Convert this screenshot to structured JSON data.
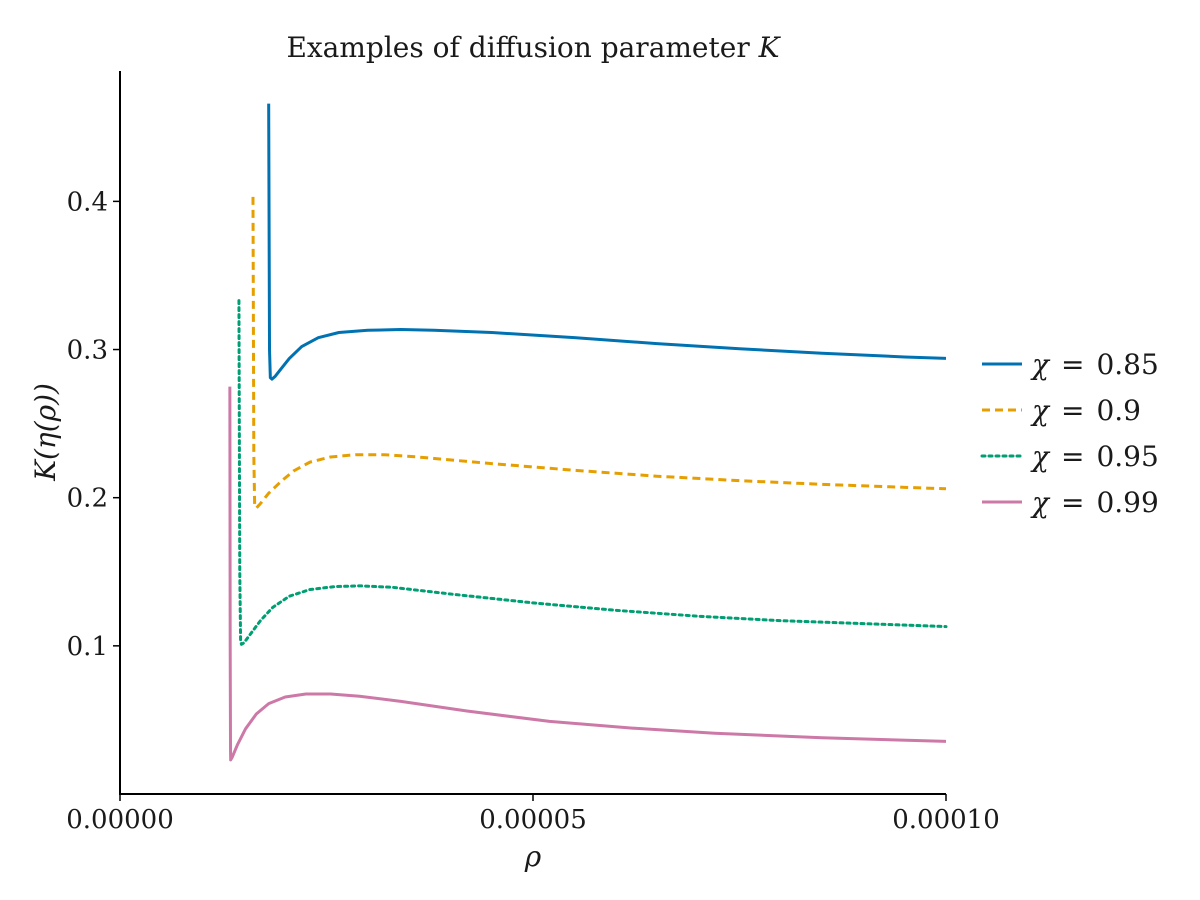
{
  "chart_data": {
    "type": "line",
    "title": "Examples of diffusion parameter K",
    "title_parts": {
      "prefix": "Examples of diffusion parameter ",
      "var": "K"
    },
    "xlabel": "ρ",
    "ylabel": "K(η(ρ))",
    "xlim": [
      0.0,
      0.0001
    ],
    "ylim": [
      0.0,
      0.488
    ],
    "x_ticks": [
      {
        "value": 0.0,
        "label": "0.00000"
      },
      {
        "value": 5e-05,
        "label": "0.00005"
      },
      {
        "value": 0.0001,
        "label": "0.00010"
      }
    ],
    "y_ticks": [
      {
        "value": 0.1,
        "label": "0.1"
      },
      {
        "value": 0.2,
        "label": "0.2"
      },
      {
        "value": 0.3,
        "label": "0.3"
      },
      {
        "value": 0.4,
        "label": "0.4"
      }
    ],
    "grid": false,
    "legend_position": "right",
    "series": [
      {
        "name": "χ = 0.85",
        "chi": "χ",
        "eq": "=",
        "val": "0.85",
        "color": "#0072b2",
        "dash": "solid",
        "x": [
          1.8e-05,
          1.81e-05,
          1.82e-05,
          1.84e-05,
          1.88e-05,
          1.95e-05,
          2.05e-05,
          2.2e-05,
          2.4e-05,
          2.65e-05,
          3e-05,
          3.4e-05,
          3.8e-05,
          4.5e-05,
          5.5e-05,
          6.5e-05,
          7.5e-05,
          8.5e-05,
          9.5e-05,
          0.0001
        ],
        "y": [
          0.466,
          0.3,
          0.281,
          0.28,
          0.282,
          0.287,
          0.294,
          0.302,
          0.308,
          0.3115,
          0.313,
          0.3135,
          0.313,
          0.3115,
          0.308,
          0.304,
          0.3005,
          0.2975,
          0.295,
          0.294
        ]
      },
      {
        "name": "χ = 0.9",
        "chi": "χ",
        "eq": "=",
        "val": "0.9",
        "color": "#e69f00",
        "dash": "dashed",
        "x": [
          1.61e-05,
          1.62e-05,
          1.63e-05,
          1.65e-05,
          1.7e-05,
          1.8e-05,
          1.95e-05,
          2.1e-05,
          2.3e-05,
          2.55e-05,
          2.85e-05,
          3.2e-05,
          3.6e-05,
          4.5e-05,
          5.5e-05,
          6.5e-05,
          7.5e-05,
          8.5e-05,
          9.5e-05,
          0.0001
        ],
        "y": [
          0.403,
          0.23,
          0.195,
          0.193,
          0.196,
          0.203,
          0.211,
          0.218,
          0.224,
          0.2275,
          0.229,
          0.229,
          0.2275,
          0.223,
          0.2185,
          0.2145,
          0.2115,
          0.209,
          0.207,
          0.206
        ]
      },
      {
        "name": "χ = 0.95",
        "chi": "χ",
        "eq": "=",
        "val": "0.95",
        "color": "#009e73",
        "dash": "dotted",
        "x": [
          1.44e-05,
          1.45e-05,
          1.46e-05,
          1.47e-05,
          1.5e-05,
          1.58e-05,
          1.7e-05,
          1.85e-05,
          2.05e-05,
          2.3e-05,
          2.6e-05,
          2.9e-05,
          3.3e-05,
          4e-05,
          5e-05,
          6e-05,
          7e-05,
          8e-05,
          9e-05,
          0.0001
        ],
        "y": [
          0.333,
          0.15,
          0.104,
          0.101,
          0.102,
          0.108,
          0.117,
          0.126,
          0.1335,
          0.138,
          0.14,
          0.1405,
          0.1395,
          0.135,
          0.129,
          0.124,
          0.12,
          0.117,
          0.115,
          0.113
        ]
      },
      {
        "name": "χ = 0.99",
        "chi": "χ",
        "eq": "=",
        "val": "0.99",
        "color": "#cc79a7",
        "dash": "solid",
        "x": [
          1.33e-05,
          1.334e-05,
          1.338e-05,
          1.34e-05,
          1.36e-05,
          1.42e-05,
          1.52e-05,
          1.65e-05,
          1.8e-05,
          2e-05,
          2.25e-05,
          2.55e-05,
          2.9e-05,
          3.4e-05,
          4.2e-05,
          5.2e-05,
          6.2e-05,
          7.2e-05,
          8.5e-05,
          0.0001
        ],
        "y": [
          0.275,
          0.1,
          0.03,
          0.023,
          0.025,
          0.033,
          0.044,
          0.054,
          0.061,
          0.0655,
          0.0675,
          0.0675,
          0.066,
          0.0625,
          0.056,
          0.049,
          0.0445,
          0.041,
          0.038,
          0.0355
        ]
      }
    ]
  }
}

Given request ▸
In the records above, locate the lines holding the word "value". Copy each of them.

Exercise answer ▸
        "value": 0.0,
        "value": 5e-05,
        "value": 0.0001,
        "value": 0.1,
        "value": 0.2,
        "value": 0.3,
        "value": 0.4,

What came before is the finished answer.